OBJECTIVE →
Will you write out, word for word, every line from the one with "Read out every word on this page." to the final line of the data below, with the pictures left out?

--- Begin ---

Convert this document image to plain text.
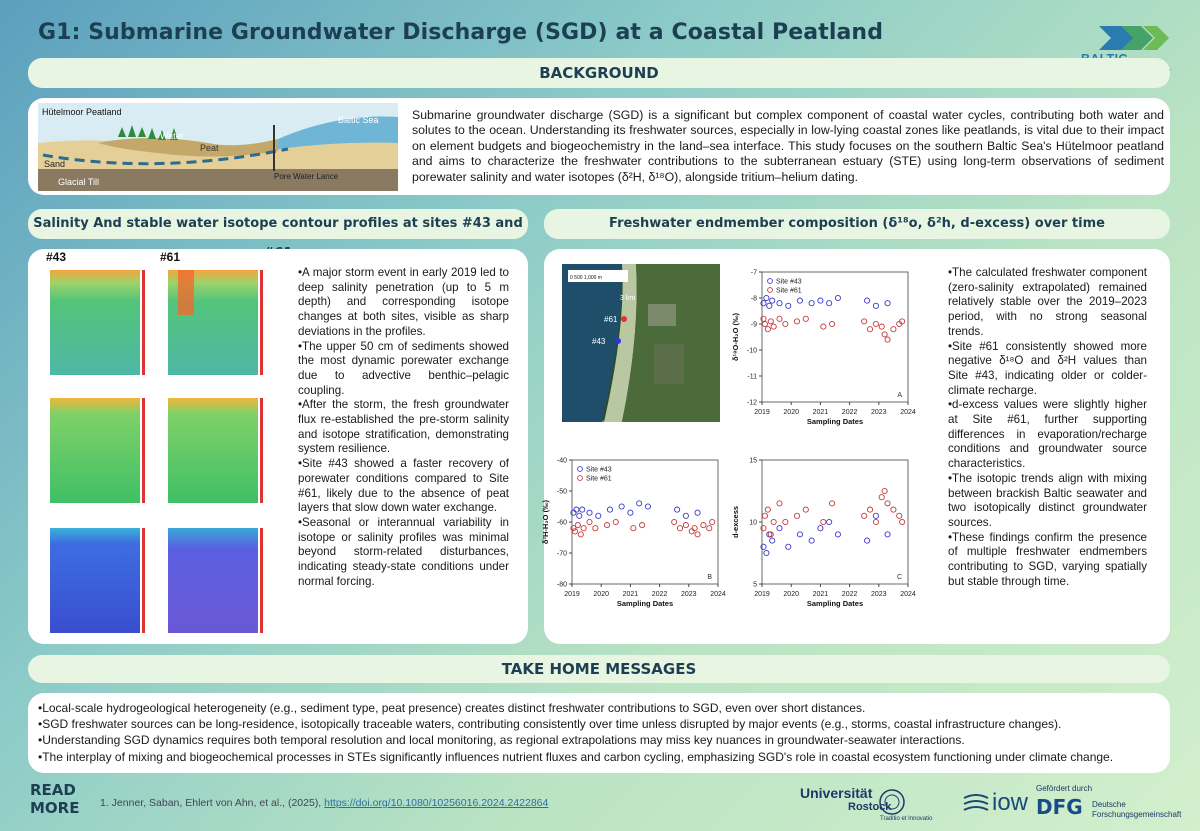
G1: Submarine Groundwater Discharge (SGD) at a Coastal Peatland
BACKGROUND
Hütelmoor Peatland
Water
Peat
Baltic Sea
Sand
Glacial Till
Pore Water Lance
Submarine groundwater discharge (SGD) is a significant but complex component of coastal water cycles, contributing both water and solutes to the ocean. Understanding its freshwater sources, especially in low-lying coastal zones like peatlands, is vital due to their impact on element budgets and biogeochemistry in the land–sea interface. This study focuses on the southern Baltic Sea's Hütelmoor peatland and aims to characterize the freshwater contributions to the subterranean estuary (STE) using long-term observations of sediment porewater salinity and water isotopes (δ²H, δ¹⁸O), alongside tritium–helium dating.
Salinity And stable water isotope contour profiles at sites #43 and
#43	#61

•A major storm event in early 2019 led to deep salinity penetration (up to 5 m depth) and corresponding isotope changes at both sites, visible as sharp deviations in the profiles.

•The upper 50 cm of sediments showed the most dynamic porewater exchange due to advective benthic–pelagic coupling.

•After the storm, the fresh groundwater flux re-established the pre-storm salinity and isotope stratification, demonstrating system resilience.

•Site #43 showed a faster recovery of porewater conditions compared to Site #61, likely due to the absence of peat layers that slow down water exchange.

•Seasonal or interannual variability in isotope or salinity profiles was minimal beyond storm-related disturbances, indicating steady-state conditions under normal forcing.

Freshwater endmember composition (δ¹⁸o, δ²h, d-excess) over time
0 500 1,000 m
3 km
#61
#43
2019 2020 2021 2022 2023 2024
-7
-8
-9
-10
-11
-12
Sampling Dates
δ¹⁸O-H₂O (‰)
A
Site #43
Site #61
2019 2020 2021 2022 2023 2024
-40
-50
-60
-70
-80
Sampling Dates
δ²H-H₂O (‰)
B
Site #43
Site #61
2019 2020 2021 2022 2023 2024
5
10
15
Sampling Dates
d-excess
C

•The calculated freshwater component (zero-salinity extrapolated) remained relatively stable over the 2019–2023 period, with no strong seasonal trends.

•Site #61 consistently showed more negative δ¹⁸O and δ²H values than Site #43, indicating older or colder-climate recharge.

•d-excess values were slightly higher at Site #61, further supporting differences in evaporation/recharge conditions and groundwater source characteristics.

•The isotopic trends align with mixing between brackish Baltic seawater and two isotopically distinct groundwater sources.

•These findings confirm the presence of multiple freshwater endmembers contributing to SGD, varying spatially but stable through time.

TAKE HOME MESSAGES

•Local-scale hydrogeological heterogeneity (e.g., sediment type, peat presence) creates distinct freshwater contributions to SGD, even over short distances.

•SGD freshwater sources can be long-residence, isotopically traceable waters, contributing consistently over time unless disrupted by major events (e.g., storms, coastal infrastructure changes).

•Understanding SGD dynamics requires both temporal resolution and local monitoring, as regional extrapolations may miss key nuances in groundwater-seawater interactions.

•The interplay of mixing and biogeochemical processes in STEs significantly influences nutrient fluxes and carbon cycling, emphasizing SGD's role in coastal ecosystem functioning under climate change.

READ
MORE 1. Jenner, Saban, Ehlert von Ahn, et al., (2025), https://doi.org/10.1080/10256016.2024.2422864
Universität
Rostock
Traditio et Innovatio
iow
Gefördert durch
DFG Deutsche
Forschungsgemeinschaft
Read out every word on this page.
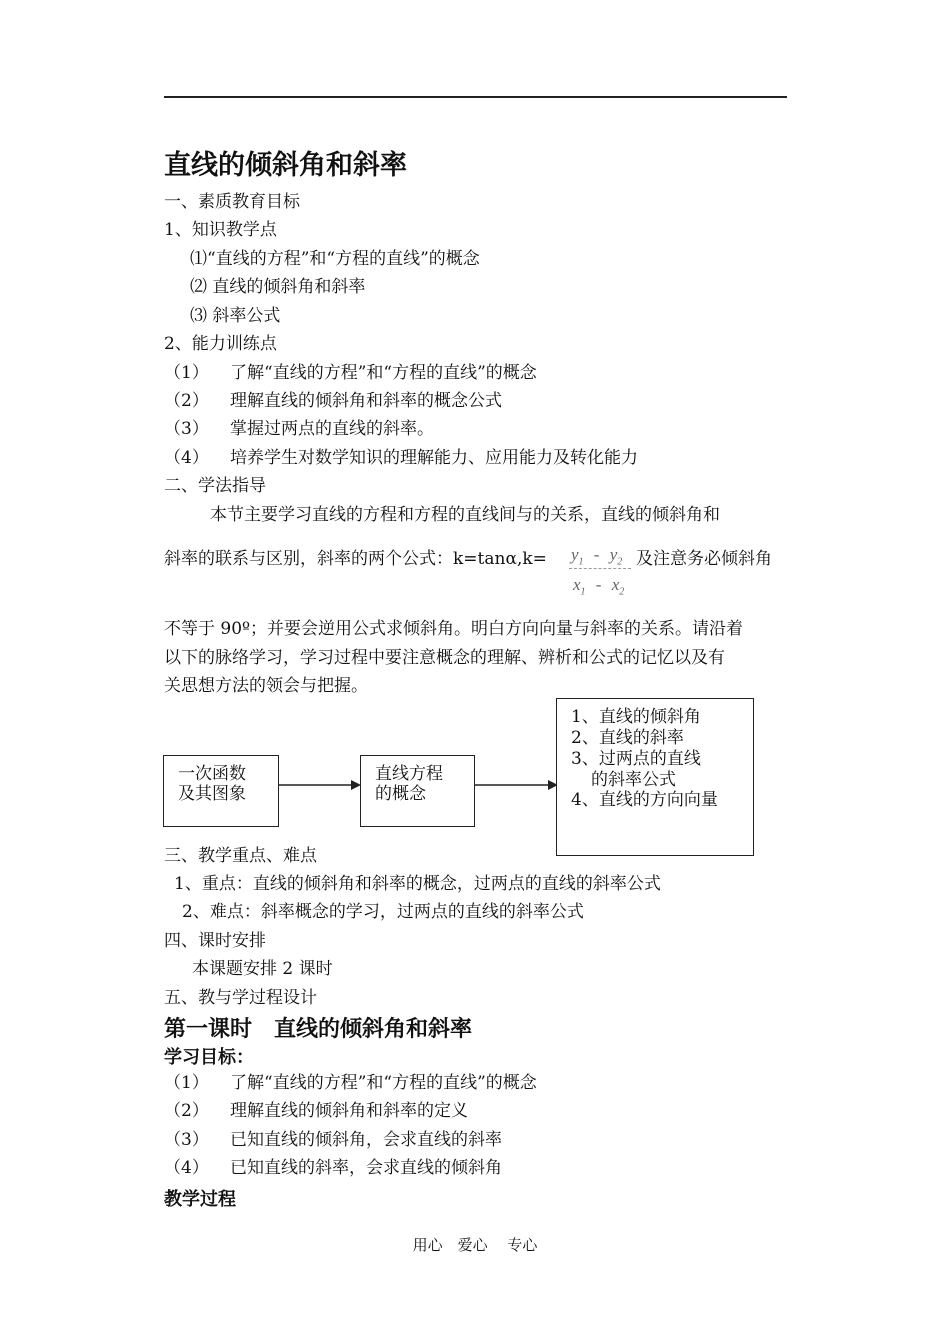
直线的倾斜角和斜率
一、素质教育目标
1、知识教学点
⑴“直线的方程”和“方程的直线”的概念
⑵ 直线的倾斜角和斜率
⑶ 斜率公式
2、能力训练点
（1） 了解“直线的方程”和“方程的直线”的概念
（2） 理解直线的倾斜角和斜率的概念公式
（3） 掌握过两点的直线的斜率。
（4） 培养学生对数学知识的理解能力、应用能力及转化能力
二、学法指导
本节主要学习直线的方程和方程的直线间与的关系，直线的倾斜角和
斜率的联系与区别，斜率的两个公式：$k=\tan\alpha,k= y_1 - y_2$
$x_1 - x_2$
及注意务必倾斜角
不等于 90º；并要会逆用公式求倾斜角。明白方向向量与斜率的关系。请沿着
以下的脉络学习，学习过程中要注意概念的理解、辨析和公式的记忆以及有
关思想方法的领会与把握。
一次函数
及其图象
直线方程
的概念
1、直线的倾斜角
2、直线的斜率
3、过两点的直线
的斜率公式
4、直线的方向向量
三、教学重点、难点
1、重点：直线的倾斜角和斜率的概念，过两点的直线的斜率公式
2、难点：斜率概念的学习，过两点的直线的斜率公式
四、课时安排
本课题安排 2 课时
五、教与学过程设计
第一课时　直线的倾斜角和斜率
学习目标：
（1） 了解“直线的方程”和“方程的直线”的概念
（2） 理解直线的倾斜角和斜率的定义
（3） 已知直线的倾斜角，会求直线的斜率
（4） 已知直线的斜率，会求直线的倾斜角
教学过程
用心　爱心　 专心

--- End ---

EXERCISE RESULT →
Read out every word on this page.
直线的倾斜角和斜率
一、素质教育目标
1、知识教学点
⑴“直线的方程”和“方程的直线”的概念
⑵ 直线的倾斜角和斜率
⑶ 斜率公式
2、能力训练点
（1） 了解“直线的方程”和“方程的直线”的概念
（2） 理解直线的倾斜角和斜率的概念公式
（3） 掌握过两点的直线的斜率。
（4） 培养学生对数学知识的理解能力、应用能力及转化能力
二、学法指导
本节主要学习直线的方程和方程的直线间与的关系，直线的倾斜角和
斜率的联系与区别，斜率的两个公式：$k=\tan\alpha,k= y_1 - y_2$
$x_1 - x_2$
及注意务必倾斜角
不等于 90º；并要会逆用公式求倾斜角。明白方向向量与斜率的关系。请沿着
以下的脉络学习，学习过程中要注意概念的理解、辨析和公式的记忆以及有
关思想方法的领会与把握。
一次函数
及其图象
直线方程
的概念
1、直线的倾斜角
2、直线的斜率
3、过两点的直线
的斜率公式
4、直线的方向向量
三、教学重点、难点
1、重点：直线的倾斜角和斜率的概念，过两点的直线的斜率公式
2、难点：斜率概念的学习，过两点的直线的斜率公式
四、课时安排
本课题安排 2 课时
五、教与学过程设计
第一课时　直线的倾斜角和斜率
学习目标：
（1） 了解“直线的方程”和“方程的直线”的概念
（2） 理解直线的倾斜角和斜率的定义
（3） 已知直线的倾斜角，会求直线的斜率
（4） 已知直线的斜率，会求直线的倾斜角
教学过程
用心　爱心　 专心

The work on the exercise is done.